Write out the material again word for word, dropping any images it holds.

>> Start EXTRACTED RECORDS

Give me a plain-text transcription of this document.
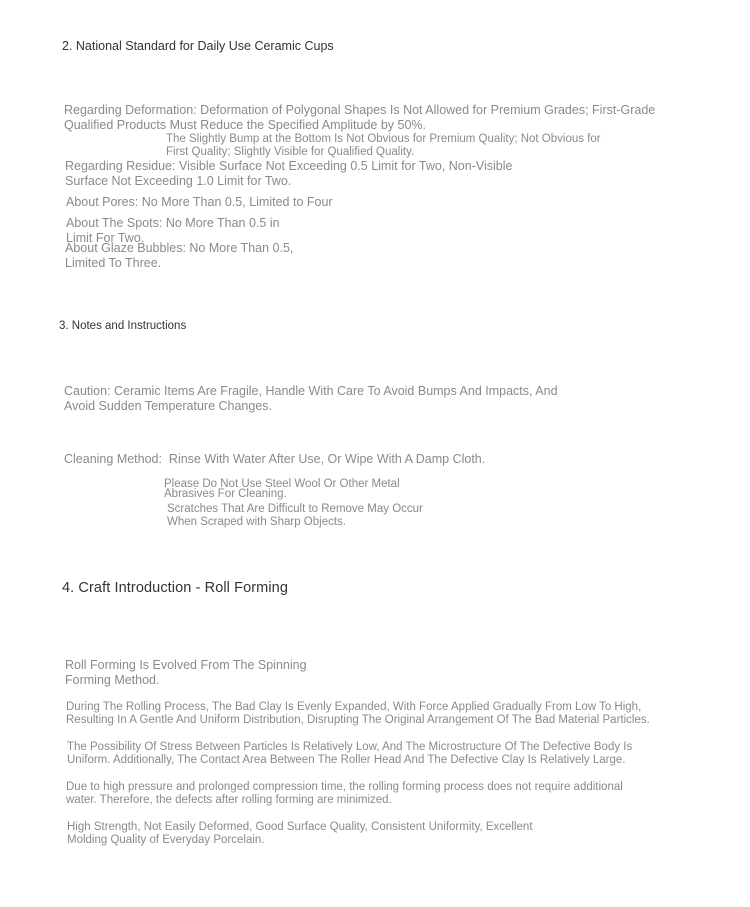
2. National Standard for Daily Use Ceramic Cups
Regarding Deformation: Deformation of Polygonal Shapes Is Not Allowed for Premium Grades; First-Grade
Qualified Products Must Reduce the Specified Amplitude by 50%.
The Slightly Bump at the Bottom Is Not Obvious for Premium Quality; Not Obvious for
First Quality; Slightly Visible for Qualified Quality.
Regarding Residue: Visible Surface Not Exceeding 0.5 Limit for Two, Non-Visible
Surface Not Exceeding 1.0 Limit for Two.
About Pores: No More Than 0.5, Limited to Four
About The Spots: No More Than 0.5 in
Limit For Two.
About Glaze Bubbles: No More Than 0.5,
Limited To Three.
3. Notes and Instructions
Caution: Ceramic Items Are Fragile, Handle With Care To Avoid Bumps And Impacts, And
Avoid Sudden Temperature Changes.
Cleaning Method:  Rinse With Water After Use, Or Wipe With A Damp Cloth.
Please Do Not Use Steel Wool Or Other Metal
Abrasives For Cleaning.
Scratches That Are Difficult to Remove May Occur
When Scraped with Sharp Objects.
4. Craft Introduction - Roll Forming
Roll Forming Is Evolved From The Spinning
Forming Method.
During The Rolling Process, The Bad Clay Is Evenly Expanded, With Force Applied Gradually From Low To High,
Resulting In A Gentle And Uniform Distribution, Disrupting The Original Arrangement Of The Bad Material Particles.
The Possibility Of Stress Between Particles Is Relatively Low, And The Microstructure Of The Defective Body Is
Uniform. Additionally, The Contact Area Between The Roller Head And The Defective Clay Is Relatively Large.
Due to high pressure and prolonged compression time, the rolling forming process does not require additional
water. Therefore, the defects after rolling forming are minimized.
High Strength, Not Easily Deformed, Good Surface Quality, Consistent Uniformity, Excellent
Molding Quality of Everyday Porcelain.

>> End EXTRACTED RECORDS

__IN RESPONSE__.
Give me a plain-text transcription of this document.
2. National Standard for Daily Use Ceramic Cups
Regarding Deformation: Deformation of Polygonal Shapes Is Not Allowed for Premium Grades; First-Grade
Qualified Products Must Reduce the Specified Amplitude by 50%.
The Slightly Bump at the Bottom Is Not Obvious for Premium Quality; Not Obvious for
First Quality; Slightly Visible for Qualified Quality.
Regarding Residue: Visible Surface Not Exceeding 0.5 Limit for Two, Non-Visible
Surface Not Exceeding 1.0 Limit for Two.
About Pores: No More Than 0.5, Limited to Four
About The Spots: No More Than 0.5 in
Limit For Two.
About Glaze Bubbles: No More Than 0.5,
Limited To Three.
3. Notes and Instructions
Caution: Ceramic Items Are Fragile, Handle With Care To Avoid Bumps And Impacts, And
Avoid Sudden Temperature Changes.
Cleaning Method:  Rinse With Water After Use, Or Wipe With A Damp Cloth.
Please Do Not Use Steel Wool Or Other Metal
Abrasives For Cleaning.
Scratches That Are Difficult to Remove May Occur
When Scraped with Sharp Objects.
4. Craft Introduction - Roll Forming
Roll Forming Is Evolved From The Spinning
Forming Method.
During The Rolling Process, The Bad Clay Is Evenly Expanded, With Force Applied Gradually From Low To High,
Resulting In A Gentle And Uniform Distribution, Disrupting The Original Arrangement Of The Bad Material Particles.
The Possibility Of Stress Between Particles Is Relatively Low, And The Microstructure Of The Defective Body Is
Uniform. Additionally, The Contact Area Between The Roller Head And The Defective Clay Is Relatively Large.
Due to high pressure and prolonged compression time, the rolling forming process does not require additional
water. Therefore, the defects after rolling forming are minimized.
High Strength, Not Easily Deformed, Good Surface Quality, Consistent Uniformity, Excellent
Molding Quality of Everyday Porcelain.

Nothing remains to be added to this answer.